» **What is expected**: Take the line containing "What does this" and every line after it to the end of the records, and copy them exactly, leaving out pictures.

» **Records to use**:

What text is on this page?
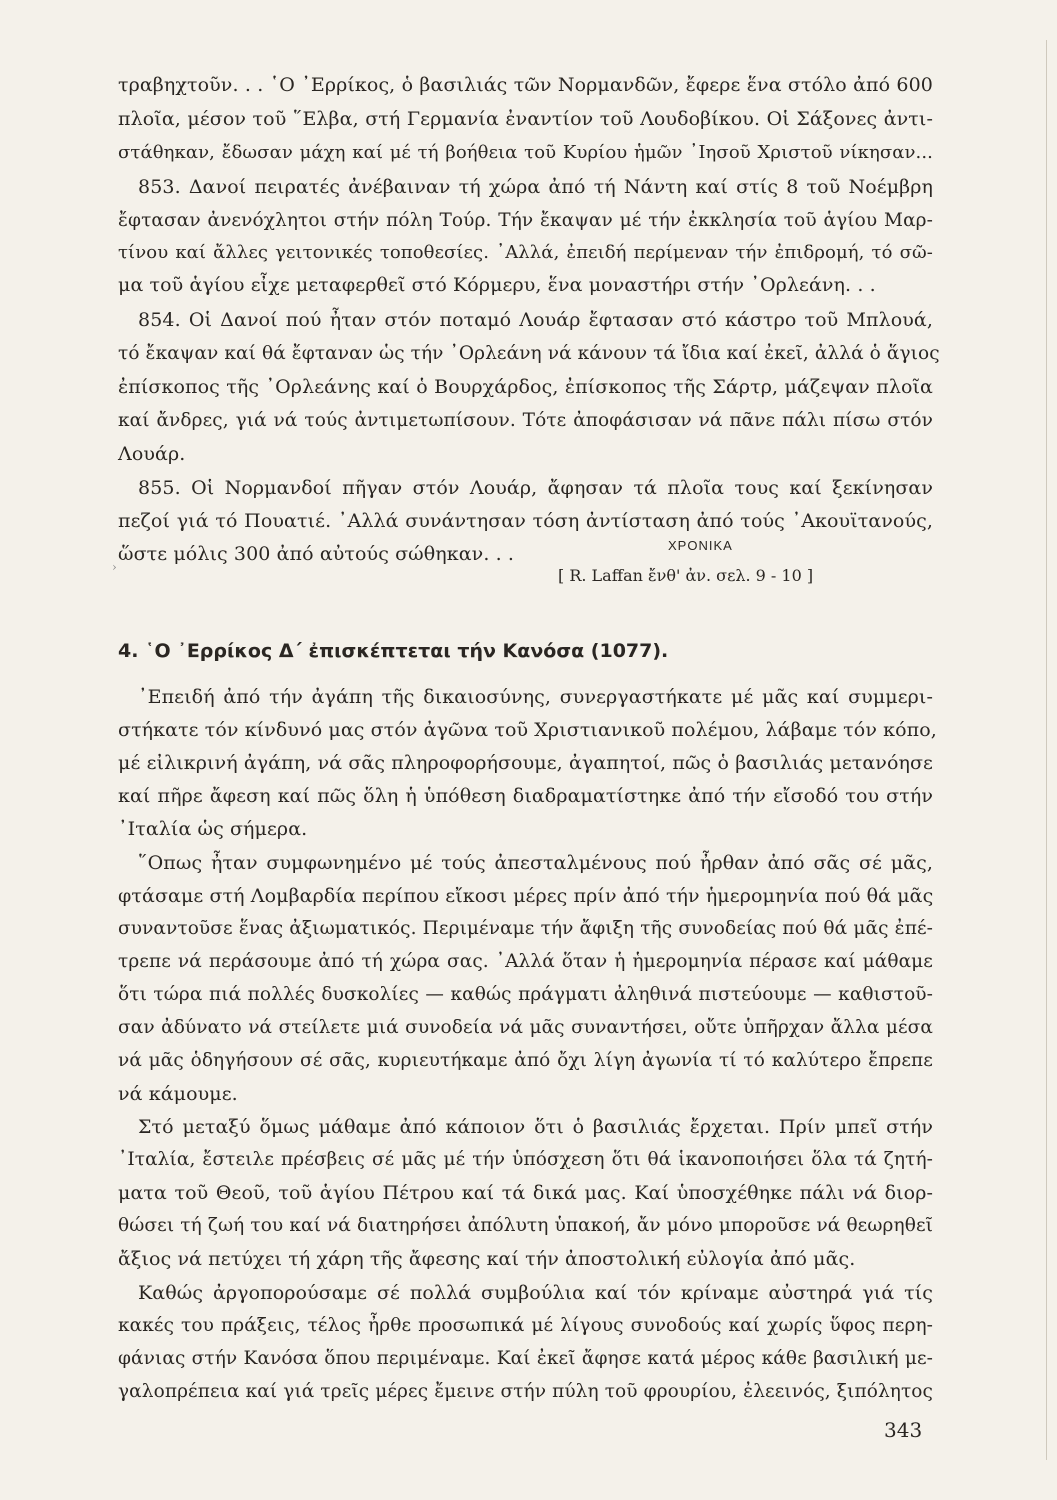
τραβηχτοῦν. . . ῾Ο ᾿Ερρίκος, ὁ βασιλιάς τῶν Νορμανδῶν, ἔφερε ἕνα στόλο ἀπό 600
πλοῖα, μέσον τοῦ ῞Ελβα, στή Γερμανία ἐναντίον τοῦ Λουδοβίκου. Οἱ Σάξονες ἀντι-
στάθηκαν, ἔδωσαν μάχη καί μέ τή βοήθεια τοῦ Κυρίου ἡμῶν ᾿Ιησοῦ Χριστοῦ νίκησαν...
853. Δανοί πειρατές ἀνέβαιναν τή χώρα ἀπό τή Νάντη καί στίς 8 τοῦ Νοέμβρη
ἔφτασαν ἀνενόχλητοι στήν πόλη Τούρ. Τήν ἔκαψαν μέ τήν ἐκκλησία τοῦ ἁγίου Μαρ-
τίνου καί ἄλλες γειτονικές τοποθεσίες. ᾿Αλλά, ἐπειδή περίμεναν τήν ἐπιδρομή, τό σῶ-
μα τοῦ ἁγίου εἶχε μεταφερθεῖ στό Κόρμερυ, ἕνα μοναστήρι στήν ᾿Ορλεάνη. . .
854. Οἱ Δανοί πού ἦταν στόν ποταμό Λουάρ ἔφτασαν στό κάστρο τοῦ Μπλουά,
τό ἔκαψαν καί θά ἔφταναν ὡς τήν ᾿Ορλεάνη νά κάνουν τά ἴδια καί ἐκεῖ, ἀλλά ὁ ἅγιος
ἐπίσκοπος τῆς ᾿Ορλεάνης καί ὁ Βουρχάρδος, ἐπίσκοπος τῆς Σάρτρ, μάζεψαν πλοῖα
καί ἄνδρες, γιά νά τούς ἀντιμετωπίσουν. Τότε ἀποφάσισαν νά πᾶνε πάλι πίσω στόν
Λουάρ.
855. Οἱ Νορμανδοί πῆγαν στόν Λουάρ, ἄφησαν τά πλοῖα τους καί ξεκίνησαν
πεζοί γιά τό Πουατιέ. ᾿Αλλά συνάντησαν τόση ἀντίσταση ἀπό τούς ᾿Ακουϊτανούς,
ὥστε μόλις 300 ἀπό αὐτούς σώθηκαν. . .	ΧΡΟΝΙΚΑ
›	[ R. Laffan ἔνθ' ἀν. σελ. 9 - 10 ]
4. ῾Ο ᾿Ερρίκος Δ΄ ἐπισκέπτεται τήν Κανόσα (1077).
᾿Επειδή ἀπό τήν ἀγάπη τῆς δικαιοσύνης, συνεργαστήκατε μέ μᾶς καί συμμερι-
στήκατε τόν κίνδυνό μας στόν ἀγῶνα τοῦ Χριστιανικοῦ πολέμου, λάβαμε τόν κόπο,
μέ εἰλικρινή ἀγάπη, νά σᾶς πληροφορήσουμε, ἀγαπητοί, πῶς ὁ βασιλιάς μετανόησε
καί πῆρε ἄφεση καί πῶς ὅλη ἡ ὑπόθεση διαδραματίστηκε ἀπό τήν εἴσοδό του στήν
᾿Ιταλία ὡς σήμερα.
῞Οπως ἦταν συμφωνημένο μέ τούς ἀπεσταλμένους πού ἦρθαν ἀπό σᾶς σέ μᾶς,
φτάσαμε στή Λομβαρδία περίπου εἴκοσι μέρες πρίν ἀπό τήν ἡμερομηνία πού θά μᾶς
συναντοῦσε ἕνας ἀξιωματικός. Περιμέναμε τήν ἄφιξη τῆς συνοδείας πού θά μᾶς ἐπέ-
τρεπε νά περάσουμε ἀπό τή χώρα σας. ᾿Αλλά ὅταν ἡ ἡμερομηνία πέρασε καί μάθαμε
ὅτι τώρα πιά πολλές δυσκολίες — καθώς πράγματι ἀληθινά πιστεύουμε — καθιστοῦ-
σαν ἀδύνατο νά στείλετε μιά συνοδεία νά μᾶς συναντήσει, οὔτε ὑπῆρχαν ἄλλα μέσα
νά μᾶς ὁδηγήσουν σέ σᾶς, κυριευτήκαμε ἀπό ὄχι λίγη ἀγωνία τί τό καλύτερο ἔπρεπε
νά κάμουμε.
Στό μεταξύ ὅμως μάθαμε ἀπό κάποιον ὅτι ὁ βασιλιάς ἔρχεται. Πρίν μπεῖ στήν
᾿Ιταλία, ἔστειλε πρέσβεις σέ μᾶς μέ τήν ὑπόσχεση ὅτι θά ἱκανοποιήσει ὅλα τά ζητή-
ματα τοῦ Θεοῦ, τοῦ ἁγίου Πέτρου καί τά δικά μας. Καί ὑποσχέθηκε πάλι νά διορ-
θώσει τή ζωή του καί νά διατηρήσει ἀπόλυτη ὑπακοή, ἄν μόνο μποροῦσε νά θεωρηθεῖ
ἄξιος νά πετύχει τή χάρη τῆς ἄφεσης καί τήν ἀποστολική εὐλογία ἀπό μᾶς.
Καθώς ἀργοπορούσαμε σέ πολλά συμβούλια καί τόν κρίναμε αὐστηρά γιά τίς
κακές του πράξεις, τέλος ἦρθε προσωπικά μέ λίγους συνοδούς καί χωρίς ὕφος περη-
φάνιας στήν Κανόσα ὅπου περιμέναμε. Καί ἐκεῖ ἄφησε κατά μέρος κάθε βασιλική με-
γαλοπρέπεια καί γιά τρεῖς μέρες ἔμεινε στήν πύλη τοῦ φρουρίου, ἐλεεινός, ξιπόλητος
343
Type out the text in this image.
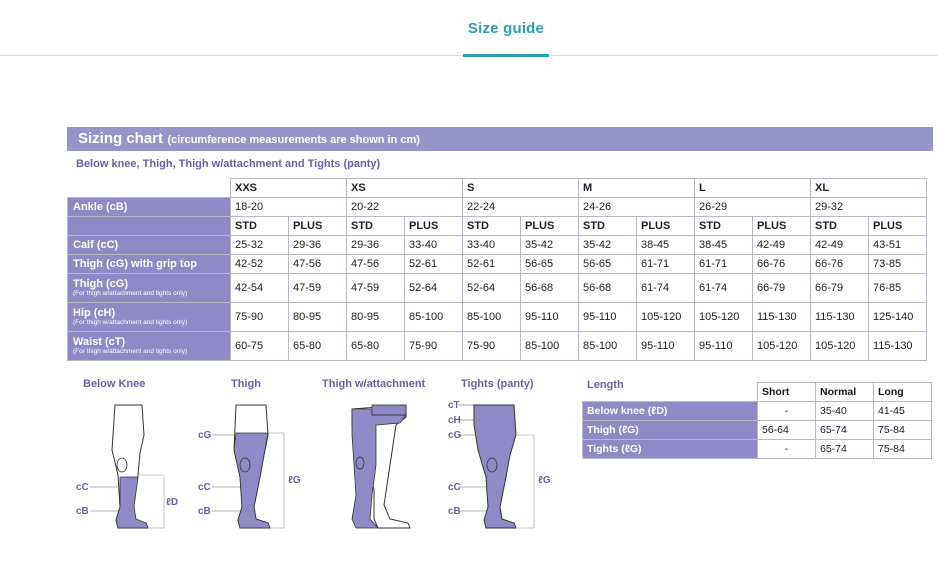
Size guide
Sizing chart (circumference measurements are shown in cm)
Below knee, Thigh, Thigh w/attachment and Tights (panty)
	XXS		XS		S		M		L		XL	
Ankle (cB)	18-20		20-22		22-24		24-26		26-29		29-32	
	STD	PLUS	STD	PLUS	STD	PLUS	STD	PLUS	STD	PLUS	STD	PLUS
Calf (cC)	25-32	29-36	29-36	33-40	33-40	35-42	35-42	38-45	38-45	42-49	42-49	43-51
Thigh (cG) with grip top	42-52	47-56	47-56	52-61	52-61	56-65	56-65	61-71	61-71	66-76	66-76	73-85
Thigh (cG)
(For thigh w/attachment and tights only)	42-54	47-59	47-59	52-64	52-64	56-68	56-68	61-74	61-74	66-79	66-79	76-85
Hip (cH)
(For thigh w/attachment and tights only)	75-90	80-95	80-95	85-100	85-100	95-110	95-110	105-120	105-120	115-130	115-130	125-140
Waist (cT)
(For thigh w/attachment and tights only)	60-75	65-80	65-80	75-90	75-90	85-100	85-100	95-110	95-110	105-120	105-120	115-130
Below Knee	Thigh	Thigh w/attachment	Tights (panty)
cC
cB
ℓD
cG
cC
cB
ℓG
cT
cH
cG
cC
cB
ℓG
Length
	Short	Normal	Long
Below knee (ℓD)	-	35-40	41-45
Thigh (ℓG)	56-64	65-74	75-84
Tights (ℓG)	-	65-74	75-84
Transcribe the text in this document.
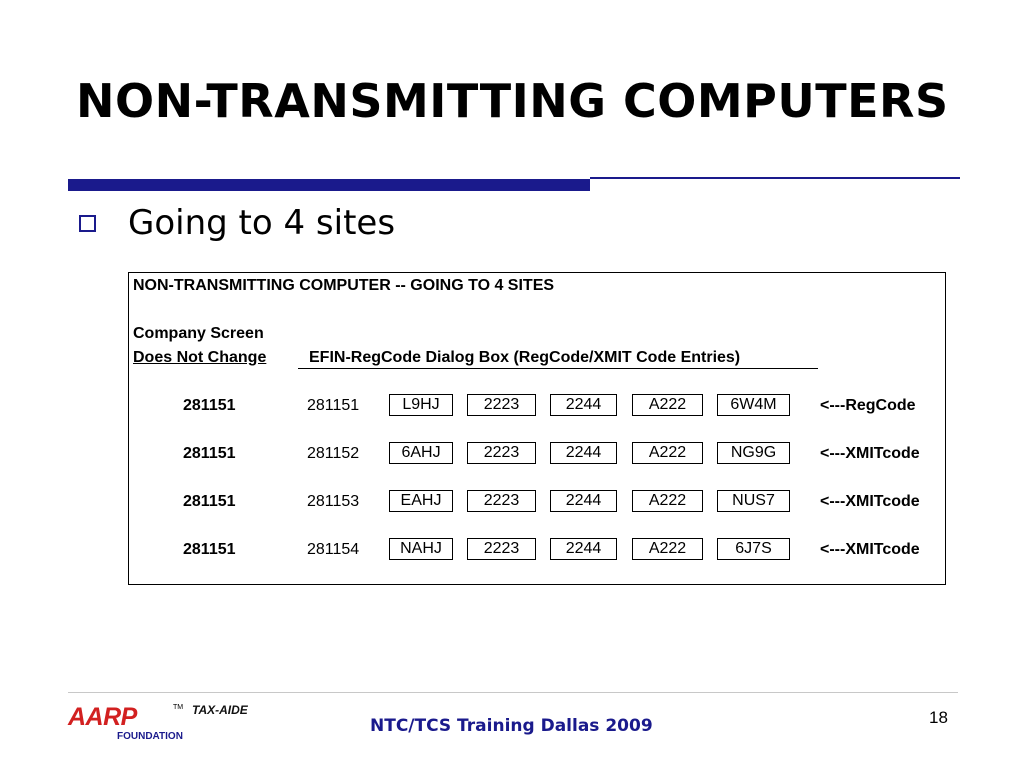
NON-TRANSMITTING COMPUTERS
Going to 4 sites
NON-TRANSMITTING COMPUTER -- GOING TO 4 SITES
Company Screen
Does Not Change	EFIN-RegCode Dialog Box (RegCode/XMIT Code Entries)
281151	281151	L9HJ	2223	2244	A222	6W4M	<---RegCode
281151	281152	6AHJ	2223	2244	A222	NG9G	<---XMITcode
281151	281153	EAHJ	2223	2244	A222	NUS7	<---XMITcode
281151	281154	NAHJ	2223	2244	A222	6J7S	<---XMITcode
AARP	TM
FOUNDATION
TAX-AIDE
NTC/TCS Training Dallas 2009	18
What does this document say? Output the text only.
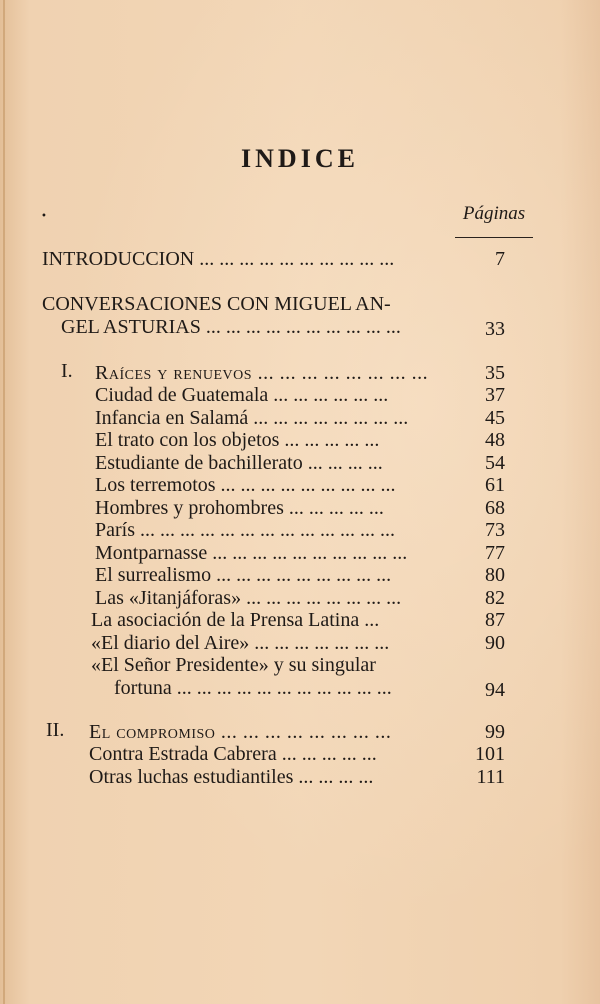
INDICE
•	Páginas
INTRODUCCION ... ... ... ... ... ... ... ... ... ...	7
CONVERSACIONES CON MIGUEL AN-
GEL ASTURIAS ... ... ... ... ... ... ... ... ... ...	33
I. Raíces y renuevos ... ... ... ... ... ... ... ...	35
Ciudad de Guatemala ... ... ... ... ... ...	37
Infancia en Salamá ... ... ... ... ... ... ... ...	45
El trato con los objetos ... ... ... ... ...	48
Estudiante de bachillerato ... ... ... ...	54
Los terremotos ... ... ... ... ... ... ... ... ...	61
Hombres y prohombres ... ... ... ... ...	68
París ... ... ... ... ... ... ... ... ... ... ... ... ...	73
Montparnasse ... ... ... ... ... ... ... ... ... ...	77
El surrealismo ... ... ... ... ... ... ... ... ...	80
Las «Jitanjáforas» ... ... ... ... ... ... ... ...	82
La asociación de la Prensa Latina ...	87
«El diario del Aire» ... ... ... ... ... ... ...	90
«El Señor Presidente» y su singular
fortuna ... ... ... ... ... ... ... ... ... ... ...	94
II. El compromiso ... ... ... ... ... ... ... ...	99
Contra Estrada Cabrera ... ... ... ... ...	101
Otras luchas estudiantiles ... ... ... ...	111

» **Output**:
What does this document say? Output the text only.
INDICE
•	Páginas
INTRODUCCION ... ... ... ... ... ... ... ... ... ...	7
CONVERSACIONES CON MIGUEL AN-
GEL ASTURIAS ... ... ... ... ... ... ... ... ... ...	33
I. Raíces y renuevos ... ... ... ... ... ... ... ...	35
Ciudad de Guatemala ... ... ... ... ... ...	37
Infancia en Salamá ... ... ... ... ... ... ... ...	45
El trato con los objetos ... ... ... ... ...	48
Estudiante de bachillerato ... ... ... ...	54
Los terremotos ... ... ... ... ... ... ... ... ...	61
Hombres y prohombres ... ... ... ... ...	68
París ... ... ... ... ... ... ... ... ... ... ... ... ...	73
Montparnasse ... ... ... ... ... ... ... ... ... ...	77
El surrealismo ... ... ... ... ... ... ... ... ...	80
Las «Jitanjáforas» ... ... ... ... ... ... ... ...	82
La asociación de la Prensa Latina ...	87
«El diario del Aire» ... ... ... ... ... ... ...	90
«El Señor Presidente» y su singular
fortuna ... ... ... ... ... ... ... ... ... ... ...	94
II. El compromiso ... ... ... ... ... ... ... ...	99
Contra Estrada Cabrera ... ... ... ... ...	101
Otras luchas estudiantiles ... ... ... ...	111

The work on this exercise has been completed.